## PROBLEM DETAILS
Among the lines below, count those with "Quốc". Give the total alone.

## DATA IN THIS EXERCISE
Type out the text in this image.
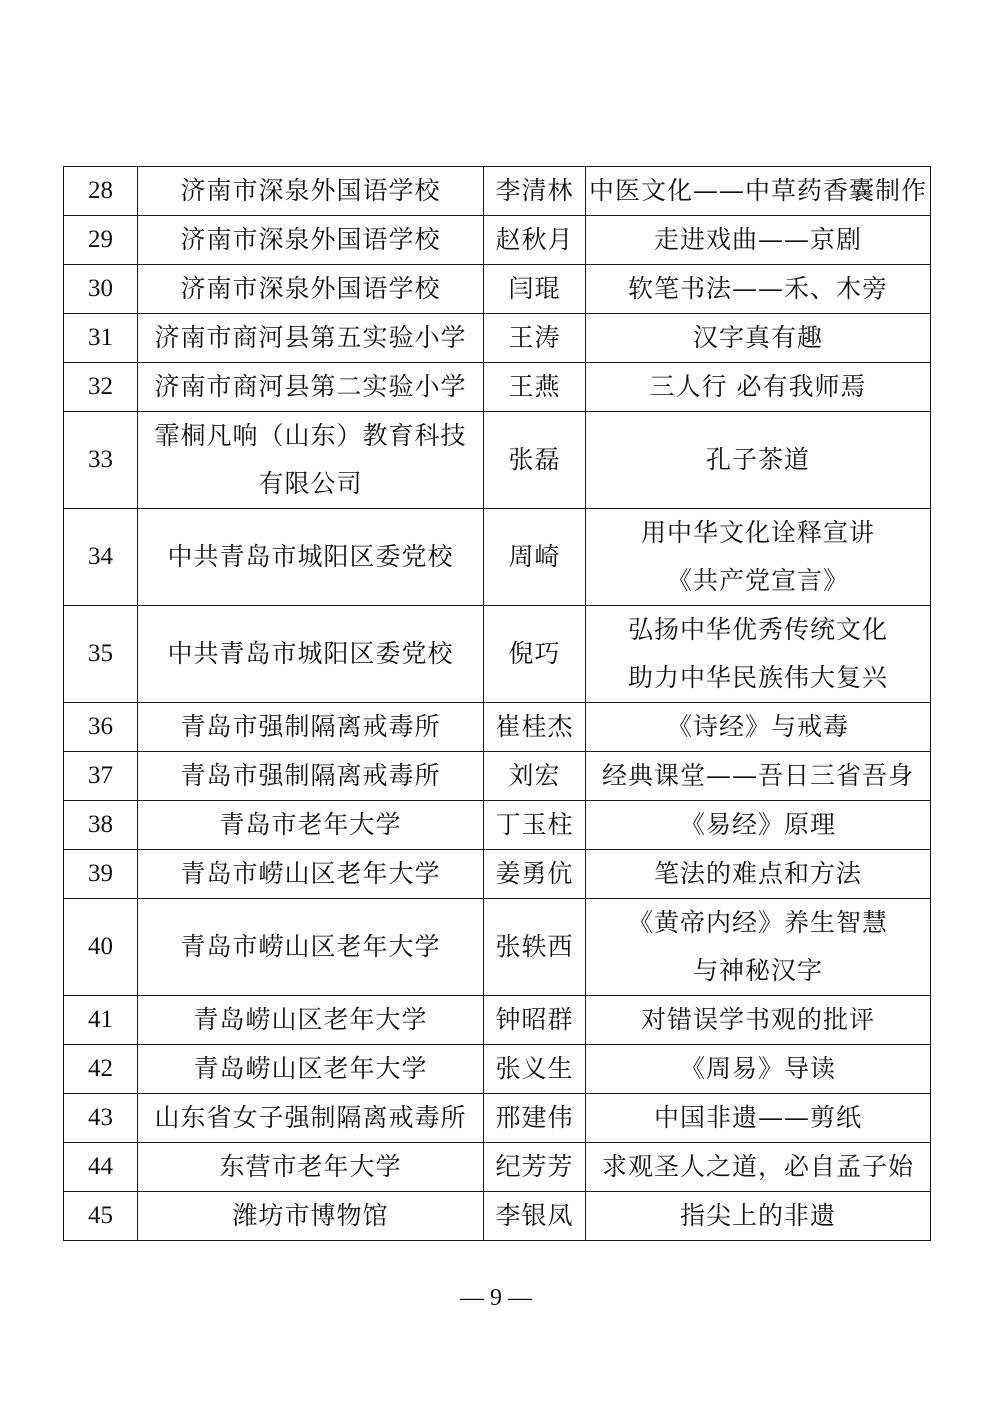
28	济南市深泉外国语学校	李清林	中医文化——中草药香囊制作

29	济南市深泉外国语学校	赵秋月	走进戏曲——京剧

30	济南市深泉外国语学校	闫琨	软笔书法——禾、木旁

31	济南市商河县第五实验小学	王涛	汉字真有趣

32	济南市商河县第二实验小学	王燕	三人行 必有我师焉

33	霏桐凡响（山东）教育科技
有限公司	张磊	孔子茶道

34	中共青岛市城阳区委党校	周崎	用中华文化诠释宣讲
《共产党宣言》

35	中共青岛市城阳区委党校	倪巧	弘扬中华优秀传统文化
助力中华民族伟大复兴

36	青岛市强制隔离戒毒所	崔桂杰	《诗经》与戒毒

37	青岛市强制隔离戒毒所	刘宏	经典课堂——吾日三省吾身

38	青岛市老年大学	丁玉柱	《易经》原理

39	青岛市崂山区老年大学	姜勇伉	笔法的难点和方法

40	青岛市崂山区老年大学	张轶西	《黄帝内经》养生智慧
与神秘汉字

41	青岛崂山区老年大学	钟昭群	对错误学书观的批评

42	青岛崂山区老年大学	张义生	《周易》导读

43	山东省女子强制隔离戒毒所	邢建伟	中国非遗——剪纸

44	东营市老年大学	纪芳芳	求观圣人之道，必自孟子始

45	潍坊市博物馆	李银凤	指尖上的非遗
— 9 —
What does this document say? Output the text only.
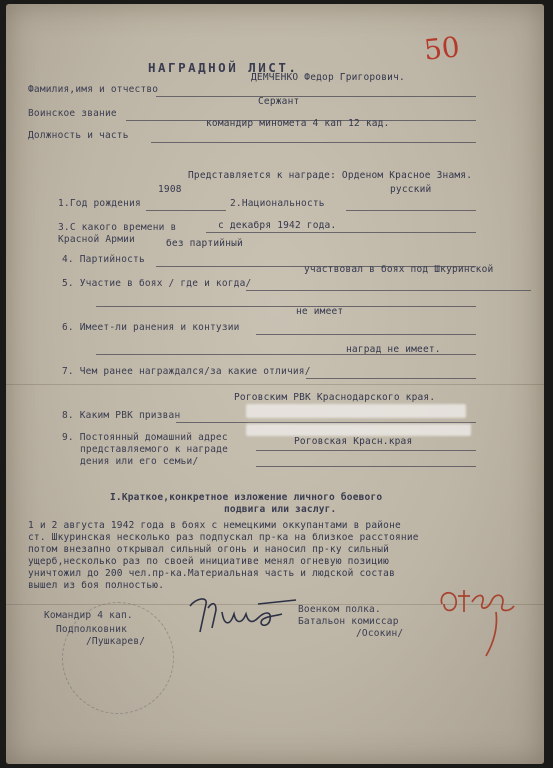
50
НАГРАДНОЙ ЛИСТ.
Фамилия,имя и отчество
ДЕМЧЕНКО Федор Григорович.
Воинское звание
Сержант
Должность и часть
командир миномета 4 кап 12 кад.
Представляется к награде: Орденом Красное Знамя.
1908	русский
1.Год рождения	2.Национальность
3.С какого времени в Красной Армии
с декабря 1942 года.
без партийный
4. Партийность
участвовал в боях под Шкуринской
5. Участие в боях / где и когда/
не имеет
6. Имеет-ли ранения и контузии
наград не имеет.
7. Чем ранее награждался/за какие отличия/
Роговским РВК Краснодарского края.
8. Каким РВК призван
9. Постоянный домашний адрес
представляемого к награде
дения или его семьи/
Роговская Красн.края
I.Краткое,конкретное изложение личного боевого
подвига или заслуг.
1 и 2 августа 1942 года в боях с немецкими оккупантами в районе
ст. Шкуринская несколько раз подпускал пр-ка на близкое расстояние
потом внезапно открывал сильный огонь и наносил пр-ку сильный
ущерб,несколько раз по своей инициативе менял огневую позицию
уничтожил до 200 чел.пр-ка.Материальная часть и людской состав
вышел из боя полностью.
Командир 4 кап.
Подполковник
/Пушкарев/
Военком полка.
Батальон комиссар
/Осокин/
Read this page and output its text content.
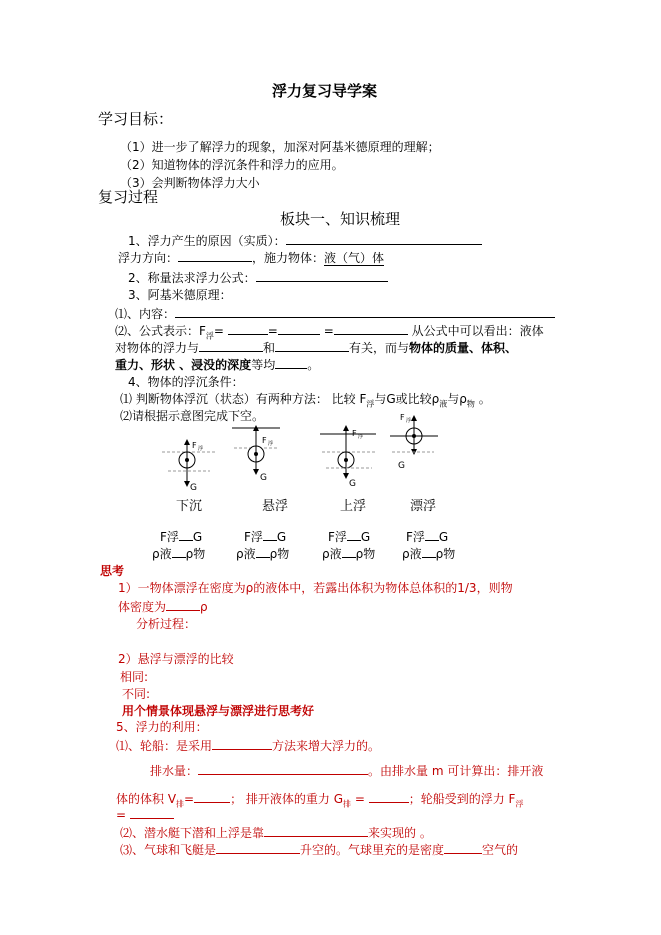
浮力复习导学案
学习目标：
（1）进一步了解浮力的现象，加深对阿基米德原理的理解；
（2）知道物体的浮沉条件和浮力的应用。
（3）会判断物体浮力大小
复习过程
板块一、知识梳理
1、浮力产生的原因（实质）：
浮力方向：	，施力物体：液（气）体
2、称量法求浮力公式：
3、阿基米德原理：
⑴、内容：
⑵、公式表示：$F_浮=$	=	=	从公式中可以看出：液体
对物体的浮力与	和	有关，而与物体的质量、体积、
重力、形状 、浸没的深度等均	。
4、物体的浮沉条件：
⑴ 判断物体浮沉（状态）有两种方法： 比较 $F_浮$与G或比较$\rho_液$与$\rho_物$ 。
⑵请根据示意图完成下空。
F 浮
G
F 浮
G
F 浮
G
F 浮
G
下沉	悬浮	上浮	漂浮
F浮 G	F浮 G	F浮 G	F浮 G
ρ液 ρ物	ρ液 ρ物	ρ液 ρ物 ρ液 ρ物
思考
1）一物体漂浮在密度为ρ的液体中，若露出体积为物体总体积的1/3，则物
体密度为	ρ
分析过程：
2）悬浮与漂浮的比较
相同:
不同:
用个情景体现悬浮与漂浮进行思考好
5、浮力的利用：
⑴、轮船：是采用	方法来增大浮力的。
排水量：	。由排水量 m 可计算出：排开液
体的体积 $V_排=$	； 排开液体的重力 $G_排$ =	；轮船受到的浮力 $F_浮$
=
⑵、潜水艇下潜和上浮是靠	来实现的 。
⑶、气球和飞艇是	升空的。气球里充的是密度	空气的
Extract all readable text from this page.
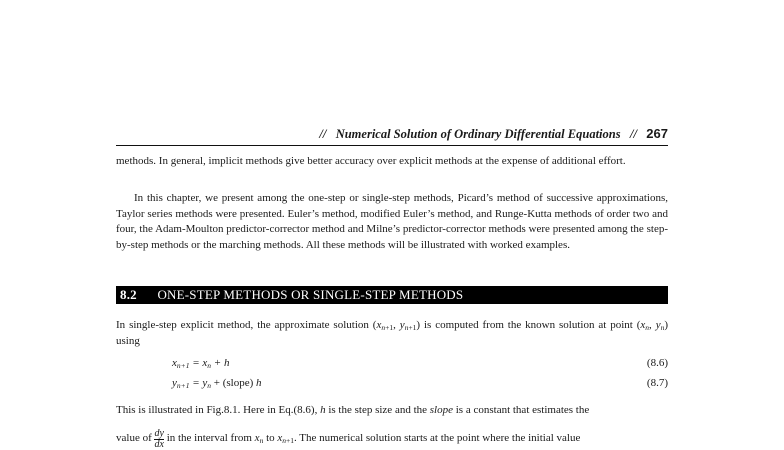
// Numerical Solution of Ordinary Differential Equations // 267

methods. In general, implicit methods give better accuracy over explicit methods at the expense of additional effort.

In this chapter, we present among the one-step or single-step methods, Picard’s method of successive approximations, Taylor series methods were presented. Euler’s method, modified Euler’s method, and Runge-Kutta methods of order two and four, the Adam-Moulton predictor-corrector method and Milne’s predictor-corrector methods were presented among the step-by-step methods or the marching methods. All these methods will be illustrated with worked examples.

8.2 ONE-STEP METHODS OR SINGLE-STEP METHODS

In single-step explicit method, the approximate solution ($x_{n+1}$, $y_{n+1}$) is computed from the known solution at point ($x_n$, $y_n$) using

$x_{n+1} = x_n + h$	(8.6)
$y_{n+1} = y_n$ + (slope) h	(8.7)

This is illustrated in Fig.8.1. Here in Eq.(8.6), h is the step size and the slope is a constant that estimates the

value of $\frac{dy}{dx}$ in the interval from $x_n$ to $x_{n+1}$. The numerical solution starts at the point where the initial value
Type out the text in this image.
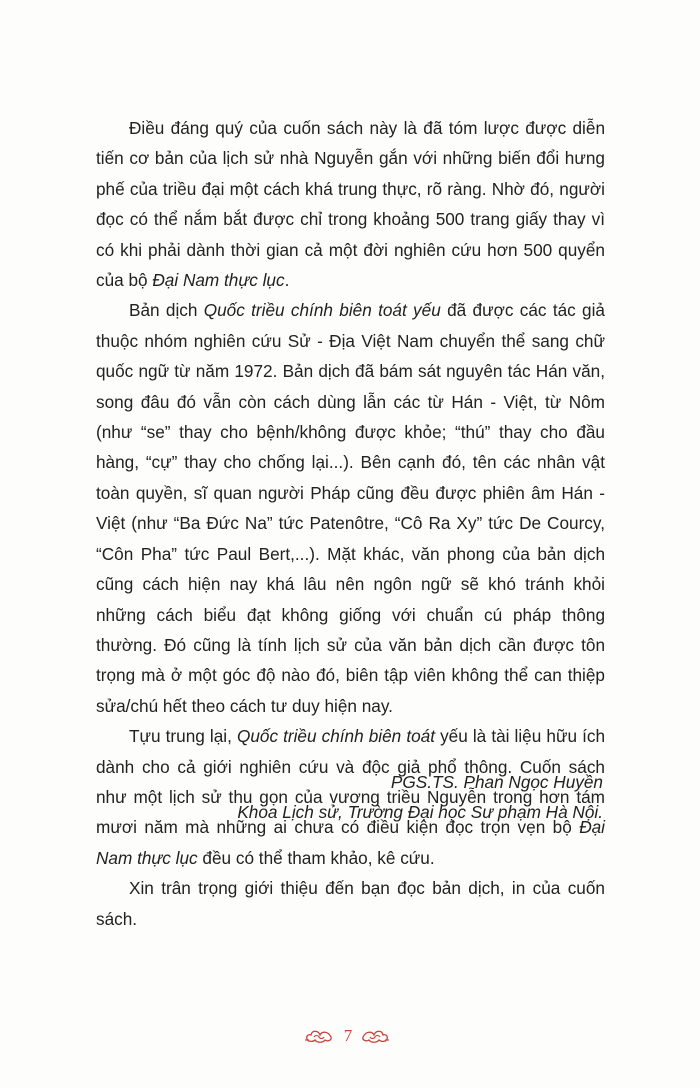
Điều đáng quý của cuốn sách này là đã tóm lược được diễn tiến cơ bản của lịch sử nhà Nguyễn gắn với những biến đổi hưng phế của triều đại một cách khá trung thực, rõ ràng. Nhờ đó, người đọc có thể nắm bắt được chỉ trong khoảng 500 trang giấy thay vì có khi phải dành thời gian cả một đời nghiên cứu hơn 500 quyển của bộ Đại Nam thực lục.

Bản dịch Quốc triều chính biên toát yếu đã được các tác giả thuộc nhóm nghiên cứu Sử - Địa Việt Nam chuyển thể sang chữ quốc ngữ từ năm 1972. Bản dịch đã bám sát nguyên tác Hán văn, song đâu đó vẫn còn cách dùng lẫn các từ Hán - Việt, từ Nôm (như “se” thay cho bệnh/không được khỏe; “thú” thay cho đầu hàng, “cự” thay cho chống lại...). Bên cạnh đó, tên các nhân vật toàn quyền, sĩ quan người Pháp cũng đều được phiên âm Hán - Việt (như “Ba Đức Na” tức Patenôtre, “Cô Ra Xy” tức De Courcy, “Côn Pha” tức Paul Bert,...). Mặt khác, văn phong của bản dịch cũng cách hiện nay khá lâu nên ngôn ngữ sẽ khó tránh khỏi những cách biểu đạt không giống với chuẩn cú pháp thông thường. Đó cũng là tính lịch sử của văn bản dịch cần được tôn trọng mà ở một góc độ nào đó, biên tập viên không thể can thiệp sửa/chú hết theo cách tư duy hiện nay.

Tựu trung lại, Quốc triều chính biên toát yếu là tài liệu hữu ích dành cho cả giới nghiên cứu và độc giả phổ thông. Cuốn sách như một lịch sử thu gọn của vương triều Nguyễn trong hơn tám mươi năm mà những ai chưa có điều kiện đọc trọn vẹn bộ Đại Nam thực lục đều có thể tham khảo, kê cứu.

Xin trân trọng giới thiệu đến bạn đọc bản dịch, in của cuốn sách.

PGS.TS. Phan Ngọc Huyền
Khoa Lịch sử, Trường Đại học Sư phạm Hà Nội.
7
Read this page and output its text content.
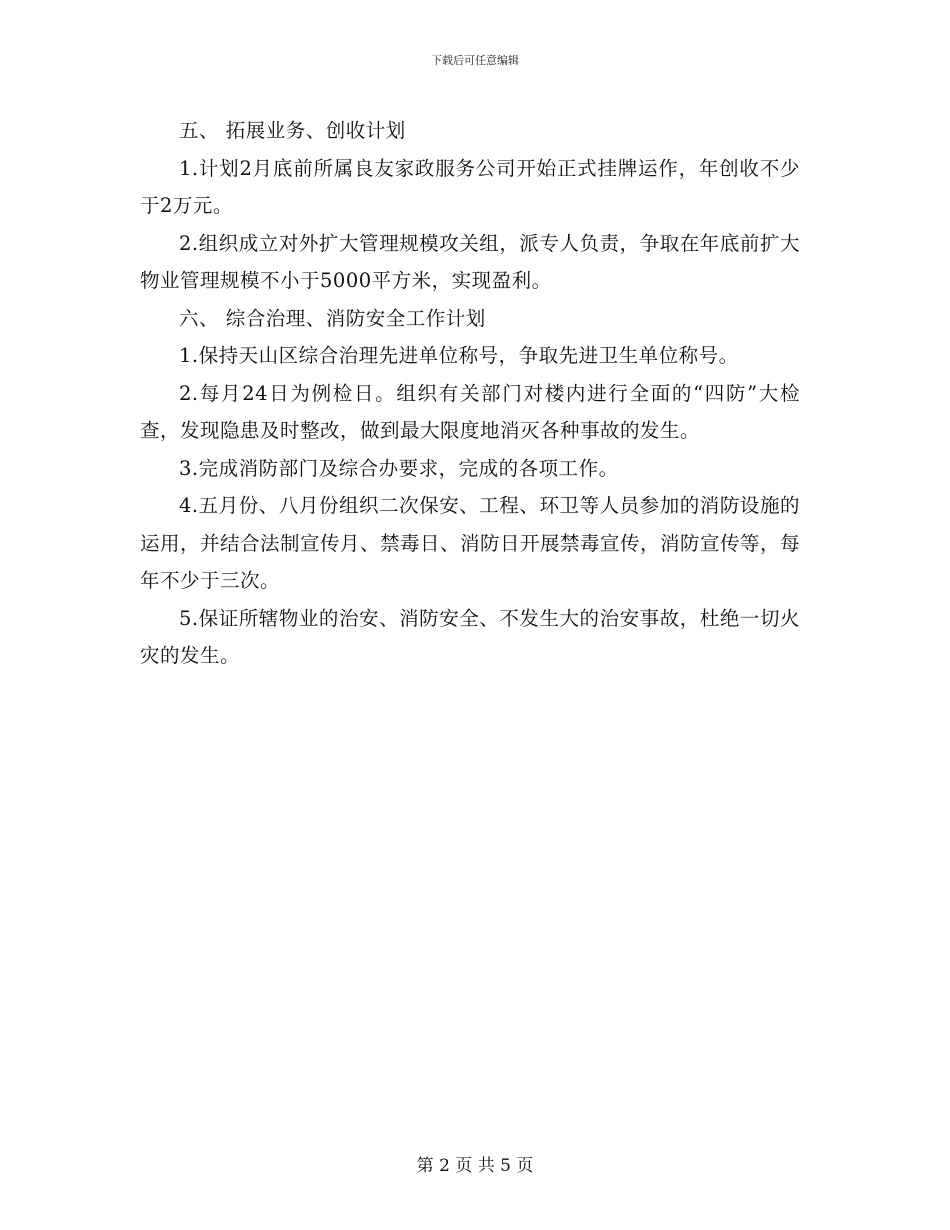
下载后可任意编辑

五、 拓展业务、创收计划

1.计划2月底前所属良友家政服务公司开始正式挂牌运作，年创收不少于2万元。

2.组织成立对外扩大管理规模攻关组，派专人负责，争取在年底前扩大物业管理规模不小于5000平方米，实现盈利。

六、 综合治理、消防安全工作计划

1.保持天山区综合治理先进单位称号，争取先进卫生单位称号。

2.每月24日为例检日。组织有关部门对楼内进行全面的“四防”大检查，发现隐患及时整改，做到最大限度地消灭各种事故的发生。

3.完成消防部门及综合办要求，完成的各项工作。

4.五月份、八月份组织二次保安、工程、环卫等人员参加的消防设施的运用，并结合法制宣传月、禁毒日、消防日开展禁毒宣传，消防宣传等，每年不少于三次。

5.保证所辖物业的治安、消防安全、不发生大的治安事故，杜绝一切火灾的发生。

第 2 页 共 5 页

## COMPLETED TASK
2